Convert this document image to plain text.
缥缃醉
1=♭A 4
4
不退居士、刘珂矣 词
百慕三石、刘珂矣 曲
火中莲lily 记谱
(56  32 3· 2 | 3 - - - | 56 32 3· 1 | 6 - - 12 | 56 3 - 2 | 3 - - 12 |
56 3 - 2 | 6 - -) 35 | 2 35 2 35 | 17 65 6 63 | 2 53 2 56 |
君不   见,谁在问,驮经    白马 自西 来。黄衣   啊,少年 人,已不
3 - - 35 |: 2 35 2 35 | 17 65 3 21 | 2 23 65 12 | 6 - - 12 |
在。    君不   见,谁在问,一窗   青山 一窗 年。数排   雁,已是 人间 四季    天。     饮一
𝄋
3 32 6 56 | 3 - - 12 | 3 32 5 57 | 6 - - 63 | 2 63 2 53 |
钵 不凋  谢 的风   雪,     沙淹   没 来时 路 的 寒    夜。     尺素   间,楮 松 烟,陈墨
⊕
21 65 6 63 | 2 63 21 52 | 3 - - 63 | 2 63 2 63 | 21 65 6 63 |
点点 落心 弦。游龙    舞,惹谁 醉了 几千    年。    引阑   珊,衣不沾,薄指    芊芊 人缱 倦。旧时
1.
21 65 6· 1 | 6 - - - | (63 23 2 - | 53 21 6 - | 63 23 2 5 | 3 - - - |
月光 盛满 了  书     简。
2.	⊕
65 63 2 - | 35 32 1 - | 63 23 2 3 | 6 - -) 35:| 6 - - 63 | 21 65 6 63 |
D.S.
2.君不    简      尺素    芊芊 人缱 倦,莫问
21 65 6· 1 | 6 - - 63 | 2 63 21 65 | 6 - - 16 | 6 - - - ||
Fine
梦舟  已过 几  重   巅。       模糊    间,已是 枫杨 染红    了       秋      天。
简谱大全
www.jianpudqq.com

★ ★ ★ ★ ★

**DIRECTIONS FOR THIS TASK:** Output the whole listing above again, word for word.

**OUTPUT OF THE TASK:**
Convert this document image to plain text.
缥缃醉
1=♭A 4
4
不退居士、刘珂矣 词
百慕三石、刘珂矣 曲
火中莲lily 记谱
(56  32 3· 2 | 3 - - - | 56 32 3· 1 | 6 - - 12 | 56 3 - 2 | 3 - - 12 |
56 3 - 2 | 6 - -) 35 | 2 35 2 35 | 17 65 6 63 | 2 53 2 56 |
君不   见,谁在问,驮经    白马 自西 来。黄衣   啊,少年 人,已不
3 - - 35 |: 2 35 2 35 | 17 65 3 21 | 2 23 65 12 | 6 - - 12 |
在。    君不   见,谁在问,一窗   青山 一窗 年。数排   雁,已是 人间 四季    天。     饮一
𝄋
3 32 6 56 | 3 - - 12 | 3 32 5 57 | 6 - - 63 | 2 63 2 53 |
钵 不凋  谢 的风   雪,     沙淹   没 来时 路 的 寒    夜。     尺素   间,楮 松 烟,陈墨
⊕
21 65 6 63 | 2 63 21 52 | 3 - - 63 | 2 63 2 63 | 21 65 6 63 |
点点 落心 弦。游龙    舞,惹谁 醉了 几千    年。    引阑   珊,衣不沾,薄指    芊芊 人缱 倦。旧时
1.
21 65 6· 1 | 6 - - - | (63 23 2 - | 53 21 6 - | 63 23 2 5 | 3 - - - |
月光 盛满 了  书     简。
2.	⊕
65 63 2 - | 35 32 1 - | 63 23 2 3 | 6 - -) 35:| 6 - - 63 | 21 65 6 63 |
D.S.
2.君不    简      尺素    芊芊 人缱 倦,莫问
21 65 6· 1 | 6 - - 63 | 2 63 21 65 | 6 - - 16 | 6 - - - ||
Fine
梦舟  已过 几  重   巅。       模糊    间,已是 枫杨 染红    了       秋      天。
简谱大全
www.jianpudqq.com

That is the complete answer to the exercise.